#### [REQUEST]
Copy out all of the material, matching it word for word.

#### [INPUT RECORDS]
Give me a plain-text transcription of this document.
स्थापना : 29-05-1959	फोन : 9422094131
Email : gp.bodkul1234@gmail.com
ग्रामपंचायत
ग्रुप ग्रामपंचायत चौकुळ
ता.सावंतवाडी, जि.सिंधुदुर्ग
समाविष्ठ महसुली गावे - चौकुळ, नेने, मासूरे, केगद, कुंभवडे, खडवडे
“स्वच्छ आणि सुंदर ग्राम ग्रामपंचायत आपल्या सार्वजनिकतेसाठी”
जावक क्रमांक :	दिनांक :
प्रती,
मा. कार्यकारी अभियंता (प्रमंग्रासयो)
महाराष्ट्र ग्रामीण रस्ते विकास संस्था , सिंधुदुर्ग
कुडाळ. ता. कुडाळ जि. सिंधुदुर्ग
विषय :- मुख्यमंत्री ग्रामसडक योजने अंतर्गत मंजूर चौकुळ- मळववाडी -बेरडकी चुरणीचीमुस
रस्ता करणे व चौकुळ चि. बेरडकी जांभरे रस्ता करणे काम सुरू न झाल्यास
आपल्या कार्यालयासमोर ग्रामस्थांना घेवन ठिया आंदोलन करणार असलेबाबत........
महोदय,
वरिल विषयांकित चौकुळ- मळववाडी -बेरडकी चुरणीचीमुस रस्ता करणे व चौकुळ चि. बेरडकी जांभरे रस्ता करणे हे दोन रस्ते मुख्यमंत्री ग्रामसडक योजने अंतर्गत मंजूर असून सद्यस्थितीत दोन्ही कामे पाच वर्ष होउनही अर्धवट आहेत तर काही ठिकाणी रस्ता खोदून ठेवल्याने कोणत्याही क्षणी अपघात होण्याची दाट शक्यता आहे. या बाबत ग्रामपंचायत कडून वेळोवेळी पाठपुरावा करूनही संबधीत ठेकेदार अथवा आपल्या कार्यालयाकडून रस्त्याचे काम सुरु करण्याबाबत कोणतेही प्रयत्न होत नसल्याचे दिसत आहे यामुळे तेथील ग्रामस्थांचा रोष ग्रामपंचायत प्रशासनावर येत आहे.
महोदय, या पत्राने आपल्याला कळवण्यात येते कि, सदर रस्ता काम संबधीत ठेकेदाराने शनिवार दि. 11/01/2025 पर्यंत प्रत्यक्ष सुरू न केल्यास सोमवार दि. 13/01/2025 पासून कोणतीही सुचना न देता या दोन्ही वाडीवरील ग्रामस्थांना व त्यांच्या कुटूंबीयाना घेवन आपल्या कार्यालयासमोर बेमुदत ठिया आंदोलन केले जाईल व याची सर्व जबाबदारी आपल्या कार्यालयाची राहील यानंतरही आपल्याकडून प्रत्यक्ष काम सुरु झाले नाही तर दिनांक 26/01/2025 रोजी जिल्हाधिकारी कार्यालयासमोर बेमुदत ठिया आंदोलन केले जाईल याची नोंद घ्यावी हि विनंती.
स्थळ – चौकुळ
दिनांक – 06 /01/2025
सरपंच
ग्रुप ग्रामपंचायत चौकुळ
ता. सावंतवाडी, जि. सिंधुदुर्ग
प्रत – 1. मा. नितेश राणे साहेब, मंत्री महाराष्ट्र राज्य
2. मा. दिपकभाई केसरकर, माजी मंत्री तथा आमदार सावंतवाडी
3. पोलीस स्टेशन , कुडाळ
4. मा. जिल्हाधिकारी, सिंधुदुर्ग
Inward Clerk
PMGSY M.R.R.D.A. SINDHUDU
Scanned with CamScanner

#### [COMPLETED TASK]
Give me a plain-text transcription of this document.
स्थापना : 29-05-1959	फोन : 9422094131
Email : gp.bodkul1234@gmail.com
ग्रामपंचायत
ग्रुप ग्रामपंचायत चौकुळ
ता.सावंतवाडी, जि.सिंधुदुर्ग
समाविष्ठ महसुली गावे - चौकुळ, नेने, मासूरे, केगद, कुंभवडे, खडवडे
“स्वच्छ आणि सुंदर ग्राम ग्रामपंचायत आपल्या सार्वजनिकतेसाठी”
जावक क्रमांक :	दिनांक :
प्रती,
मा. कार्यकारी अभियंता (प्रमंग्रासयो)
महाराष्ट्र ग्रामीण रस्ते विकास संस्था , सिंधुदुर्ग
कुडाळ. ता. कुडाळ जि. सिंधुदुर्ग
विषय :- मुख्यमंत्री ग्रामसडक योजने अंतर्गत मंजूर चौकुळ- मळववाडी -बेरडकी चुरणीचीमुस
रस्ता करणे व चौकुळ चि. बेरडकी जांभरे रस्ता करणे काम सुरू न झाल्यास
आपल्या कार्यालयासमोर ग्रामस्थांना घेवन ठिया आंदोलन करणार असलेबाबत........
महोदय,
वरिल विषयांकित चौकुळ- मळववाडी -बेरडकी चुरणीचीमुस रस्ता करणे व चौकुळ चि. बेरडकी जांभरे रस्ता करणे हे दोन रस्ते मुख्यमंत्री ग्रामसडक योजने अंतर्गत मंजूर असून सद्यस्थितीत दोन्ही कामे पाच वर्ष होउनही अर्धवट आहेत तर काही ठिकाणी रस्ता खोदून ठेवल्याने कोणत्याही क्षणी अपघात होण्याची दाट शक्यता आहे. या बाबत ग्रामपंचायत कडून वेळोवेळी पाठपुरावा करूनही संबधीत ठेकेदार अथवा आपल्या कार्यालयाकडून रस्त्याचे काम सुरु करण्याबाबत कोणतेही प्रयत्न होत नसल्याचे दिसत आहे यामुळे तेथील ग्रामस्थांचा रोष ग्रामपंचायत प्रशासनावर येत आहे.
महोदय, या पत्राने आपल्याला कळवण्यात येते कि, सदर रस्ता काम संबधीत ठेकेदाराने शनिवार दि. 11/01/2025 पर्यंत प्रत्यक्ष सुरू न केल्यास सोमवार दि. 13/01/2025 पासून कोणतीही सुचना न देता या दोन्ही वाडीवरील ग्रामस्थांना व त्यांच्या कुटूंबीयाना घेवन आपल्या कार्यालयासमोर बेमुदत ठिया आंदोलन केले जाईल व याची सर्व जबाबदारी आपल्या कार्यालयाची राहील यानंतरही आपल्याकडून प्रत्यक्ष काम सुरु झाले नाही तर दिनांक 26/01/2025 रोजी जिल्हाधिकारी कार्यालयासमोर बेमुदत ठिया आंदोलन केले जाईल याची नोंद घ्यावी हि विनंती.
स्थळ – चौकुळ
दिनांक – 06 /01/2025
सरपंच
ग्रुप ग्रामपंचायत चौकुळ
ता. सावंतवाडी, जि. सिंधुदुर्ग
प्रत – 1. मा. नितेश राणे साहेब, मंत्री महाराष्ट्र राज्य
2. मा. दिपकभाई केसरकर, माजी मंत्री तथा आमदार सावंतवाडी
3. पोलीस स्टेशन , कुडाळ
4. मा. जिल्हाधिकारी, सिंधुदुर्ग
Inward Clerk
PMGSY M.R.R.D.A. SINDHUDU
Scanned with CamScanner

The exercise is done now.